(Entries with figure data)
------

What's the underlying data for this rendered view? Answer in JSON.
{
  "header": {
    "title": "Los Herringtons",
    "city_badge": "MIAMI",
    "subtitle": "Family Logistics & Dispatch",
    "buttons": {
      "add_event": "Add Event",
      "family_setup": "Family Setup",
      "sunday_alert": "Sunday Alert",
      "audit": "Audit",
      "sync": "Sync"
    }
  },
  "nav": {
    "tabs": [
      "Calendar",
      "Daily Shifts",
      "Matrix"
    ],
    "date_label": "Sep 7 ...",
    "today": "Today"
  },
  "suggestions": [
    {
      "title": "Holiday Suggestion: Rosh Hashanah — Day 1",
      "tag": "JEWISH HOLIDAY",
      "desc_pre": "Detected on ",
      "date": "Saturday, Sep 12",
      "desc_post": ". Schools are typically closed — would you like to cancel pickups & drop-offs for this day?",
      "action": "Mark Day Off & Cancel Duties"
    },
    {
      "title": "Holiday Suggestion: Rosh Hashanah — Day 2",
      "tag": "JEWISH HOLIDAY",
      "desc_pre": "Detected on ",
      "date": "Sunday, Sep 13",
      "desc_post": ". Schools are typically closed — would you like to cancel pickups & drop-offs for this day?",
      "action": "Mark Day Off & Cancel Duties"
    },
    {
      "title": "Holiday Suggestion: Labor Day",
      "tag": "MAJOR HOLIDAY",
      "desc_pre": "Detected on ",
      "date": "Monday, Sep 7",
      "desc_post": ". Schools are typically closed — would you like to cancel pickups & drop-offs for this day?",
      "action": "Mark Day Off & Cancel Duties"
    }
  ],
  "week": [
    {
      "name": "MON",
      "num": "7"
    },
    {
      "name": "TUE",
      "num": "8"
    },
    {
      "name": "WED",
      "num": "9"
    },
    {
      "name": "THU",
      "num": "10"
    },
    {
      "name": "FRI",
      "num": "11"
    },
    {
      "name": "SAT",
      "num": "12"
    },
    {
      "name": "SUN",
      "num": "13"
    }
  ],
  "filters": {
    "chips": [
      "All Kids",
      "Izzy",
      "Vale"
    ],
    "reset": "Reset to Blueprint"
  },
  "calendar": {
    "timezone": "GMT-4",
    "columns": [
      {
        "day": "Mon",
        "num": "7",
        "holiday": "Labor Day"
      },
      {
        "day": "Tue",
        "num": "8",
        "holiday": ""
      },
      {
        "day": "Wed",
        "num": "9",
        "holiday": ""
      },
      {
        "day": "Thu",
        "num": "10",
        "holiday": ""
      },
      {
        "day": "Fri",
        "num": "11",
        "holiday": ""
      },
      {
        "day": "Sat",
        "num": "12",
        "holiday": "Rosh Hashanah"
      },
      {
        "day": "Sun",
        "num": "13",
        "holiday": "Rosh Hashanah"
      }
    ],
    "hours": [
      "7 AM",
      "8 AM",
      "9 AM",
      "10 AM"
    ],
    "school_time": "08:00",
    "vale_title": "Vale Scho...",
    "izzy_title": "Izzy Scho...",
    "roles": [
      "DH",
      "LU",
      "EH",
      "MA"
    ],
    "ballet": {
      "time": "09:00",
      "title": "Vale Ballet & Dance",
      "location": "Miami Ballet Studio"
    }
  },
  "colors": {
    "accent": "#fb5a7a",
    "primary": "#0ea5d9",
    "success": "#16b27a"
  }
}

------

• TASK TO COMPLETE
All of the data shown above must be copied exactly.

• RESPONSE
What's the underlying data for this rendered view? Answer in JSON.
{
  "header": {
    "title": "Los Herringtons",
    "city_badge": "MIAMI",
    "subtitle": "Family Logistics & Dispatch",
    "buttons": {
      "add_event": "Add Event",
      "family_setup": "Family Setup",
      "sunday_alert": "Sunday Alert",
      "audit": "Audit",
      "sync": "Sync"
    }
  },
  "nav": {
    "tabs": [
      "Calendar",
      "Daily Shifts",
      "Matrix"
    ],
    "date_label": "Sep 7 ...",
    "today": "Today"
  },
  "suggestions": [
    {
      "title": "Holiday Suggestion: Rosh Hashanah — Day 1",
      "tag": "JEWISH HOLIDAY",
      "desc_pre": "Detected on ",
      "date": "Saturday, Sep 12",
      "desc_post": ". Schools are typically closed — would you like to cancel pickups & drop-offs for this day?",
      "action": "Mark Day Off & Cancel Duties"
    },
    {
      "title": "Holiday Suggestion: Rosh Hashanah — Day 2",
      "tag": "JEWISH HOLIDAY",
      "desc_pre": "Detected on ",
      "date": "Sunday, Sep 13",
      "desc_post": ". Schools are typically closed — would you like to cancel pickups & drop-offs for this day?",
      "action": "Mark Day Off & Cancel Duties"
    },
    {
      "title": "Holiday Suggestion: Labor Day",
      "tag": "MAJOR HOLIDAY",
      "desc_pre": "Detected on ",
      "date": "Monday, Sep 7",
      "desc_post": ". Schools are typically closed — would you like to cancel pickups & drop-offs for this day?",
      "action": "Mark Day Off & Cancel Duties"
    }
  ],
  "week": [
    {
      "name": "MON",
      "num": "7"
    },
    {
      "name": "TUE",
      "num": "8"
    },
    {
      "name": "WED",
      "num": "9"
    },
    {
      "name": "THU",
      "num": "10"
    },
    {
      "name": "FRI",
      "num": "11"
    },
    {
      "name": "SAT",
      "num": "12"
    },
    {
      "name": "SUN",
      "num": "13"
    }
  ],
  "filters": {
    "chips": [
      "All Kids",
      "Izzy",
      "Vale"
    ],
    "reset": "Reset to Blueprint"
  },
  "calendar": {
    "timezone": "GMT-4",
    "columns": [
      {
        "day": "Mon",
        "num": "7",
        "holiday": "Labor Day"
      },
      {
        "day": "Tue",
        "num": "8",
        "holiday": ""
      },
      {
        "day": "Wed",
        "num": "9",
        "holiday": ""
      },
      {
        "day": "Thu",
        "num": "10",
        "holiday": ""
      },
      {
        "day": "Fri",
        "num": "11",
        "holiday": ""
      },
      {
        "day": "Sat",
        "num": "12",
        "holiday": "Rosh Hashanah"
      },
      {
        "day": "Sun",
        "num": "13",
        "holiday": "Rosh Hashanah"
      }
    ],
    "hours": [
      "7 AM",
      "8 AM",
      "9 AM",
      "10 AM"
    ],
    "school_time": "08:00",
    "vale_title": "Vale Scho...",
    "izzy_title": "Izzy Scho...",
    "roles": [
      "DH",
      "LU",
      "EH",
      "MA"
    ],
    "ballet": {
      "time": "09:00",
      "title": "Vale Ballet & Dance",
      "location": "Miami Ballet Studio"
    }
  },
  "colors": {
    "accent": "#fb5a7a",
    "primary": "#0ea5d9",
    "success": "#16b27a"
  }
}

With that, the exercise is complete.